TASK TO CARRY OUT: Exactly as written, output each of the entries below.

GIVEN DATA:

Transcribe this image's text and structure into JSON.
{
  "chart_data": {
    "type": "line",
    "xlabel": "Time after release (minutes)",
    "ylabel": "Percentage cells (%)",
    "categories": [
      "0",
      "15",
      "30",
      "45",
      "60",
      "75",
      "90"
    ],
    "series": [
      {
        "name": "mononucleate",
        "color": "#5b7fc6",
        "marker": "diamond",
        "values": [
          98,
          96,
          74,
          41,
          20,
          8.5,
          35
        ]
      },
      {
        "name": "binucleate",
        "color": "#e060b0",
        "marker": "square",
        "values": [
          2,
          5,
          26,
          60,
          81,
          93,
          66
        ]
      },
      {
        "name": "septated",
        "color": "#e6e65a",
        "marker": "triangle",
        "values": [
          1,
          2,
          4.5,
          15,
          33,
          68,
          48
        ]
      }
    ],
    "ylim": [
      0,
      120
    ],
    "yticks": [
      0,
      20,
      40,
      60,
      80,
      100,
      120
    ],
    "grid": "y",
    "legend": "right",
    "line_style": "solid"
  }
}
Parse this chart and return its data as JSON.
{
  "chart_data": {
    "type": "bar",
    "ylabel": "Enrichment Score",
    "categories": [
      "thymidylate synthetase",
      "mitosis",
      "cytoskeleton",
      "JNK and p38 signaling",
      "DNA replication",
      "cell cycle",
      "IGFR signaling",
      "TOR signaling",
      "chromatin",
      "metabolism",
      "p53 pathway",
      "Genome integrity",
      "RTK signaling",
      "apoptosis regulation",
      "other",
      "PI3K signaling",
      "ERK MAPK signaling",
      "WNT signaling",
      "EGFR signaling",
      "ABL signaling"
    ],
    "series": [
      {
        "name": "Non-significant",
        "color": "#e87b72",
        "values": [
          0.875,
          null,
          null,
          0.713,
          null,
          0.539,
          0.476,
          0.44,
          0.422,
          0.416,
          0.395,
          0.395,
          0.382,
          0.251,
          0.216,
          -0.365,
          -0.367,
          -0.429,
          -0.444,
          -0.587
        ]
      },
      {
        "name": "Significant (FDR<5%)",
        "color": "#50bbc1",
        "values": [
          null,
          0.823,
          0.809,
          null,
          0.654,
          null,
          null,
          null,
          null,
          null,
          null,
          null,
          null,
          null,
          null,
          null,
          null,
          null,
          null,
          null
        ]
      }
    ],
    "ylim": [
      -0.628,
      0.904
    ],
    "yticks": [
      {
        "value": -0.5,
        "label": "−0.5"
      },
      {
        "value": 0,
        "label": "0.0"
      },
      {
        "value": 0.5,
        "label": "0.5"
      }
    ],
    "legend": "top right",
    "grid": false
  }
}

WRITTEN REPLY:
Transcribe this image's text and structure into JSON.
{
  "chart_data": {
    "type": "line",
    "xlabel": "Time after release (minutes)",
    "ylabel": "Percentage cells (%)",
    "categories": [
      "0",
      "15",
      "30",
      "45",
      "60",
      "75",
      "90"
    ],
    "series": [
      {
        "name": "mononucleate",
        "color": "#5b7fc6",
        "marker": "diamond",
        "values": [
          98,
          96,
          74,
          41,
          20,
          8.5,
          35
        ]
      },
      {
        "name": "binucleate",
        "color": "#e060b0",
        "marker": "square",
        "values": [
          2,
          5,
          26,
          60,
          81,
          93,
          66
        ]
      },
      {
        "name": "septated",
        "color": "#e6e65a",
        "marker": "triangle",
        "values": [
          1,
          2,
          4.5,
          15,
          33,
          68,
          48
        ]
      }
    ],
    "ylim": [
      0,
      120
    ],
    "yticks": [
      0,
      20,
      40,
      60,
      80,
      100,
      120
    ],
    "grid": "y",
    "legend": "right",
    "line_style": "solid"
  }
}
Parse this chart and return its data as JSON.
{
  "chart_data": {
    "type": "bar",
    "ylabel": "Enrichment Score",
    "categories": [
      "thymidylate synthetase",
      "mitosis",
      "cytoskeleton",
      "JNK and p38 signaling",
      "DNA replication",
      "cell cycle",
      "IGFR signaling",
      "TOR signaling",
      "chromatin",
      "metabolism",
      "p53 pathway",
      "Genome integrity",
      "RTK signaling",
      "apoptosis regulation",
      "other",
      "PI3K signaling",
      "ERK MAPK signaling",
      "WNT signaling",
      "EGFR signaling",
      "ABL signaling"
    ],
    "series": [
      {
        "name": "Non-significant",
        "color": "#e87b72",
        "values": [
          0.875,
          null,
          null,
          0.713,
          null,
          0.539,
          0.476,
          0.44,
          0.422,
          0.416,
          0.395,
          0.395,
          0.382,
          0.251,
          0.216,
          -0.365,
          -0.367,
          -0.429,
          -0.444,
          -0.587
        ]
      },
      {
        "name": "Significant (FDR<5%)",
        "color": "#50bbc1",
        "values": [
          null,
          0.823,
          0.809,
          null,
          0.654,
          null,
          null,
          null,
          null,
          null,
          null,
          null,
          null,
          null,
          null,
          null,
          null,
          null,
          null,
          null
        ]
      }
    ],
    "ylim": [
      -0.628,
      0.904
    ],
    "yticks": [
      {
        "value": -0.5,
        "label": "−0.5"
      },
      {
        "value": 0,
        "label": "0.0"
      },
      {
        "value": 0.5,
        "label": "0.5"
      }
    ],
    "legend": "top right",
    "grid": false
  }
}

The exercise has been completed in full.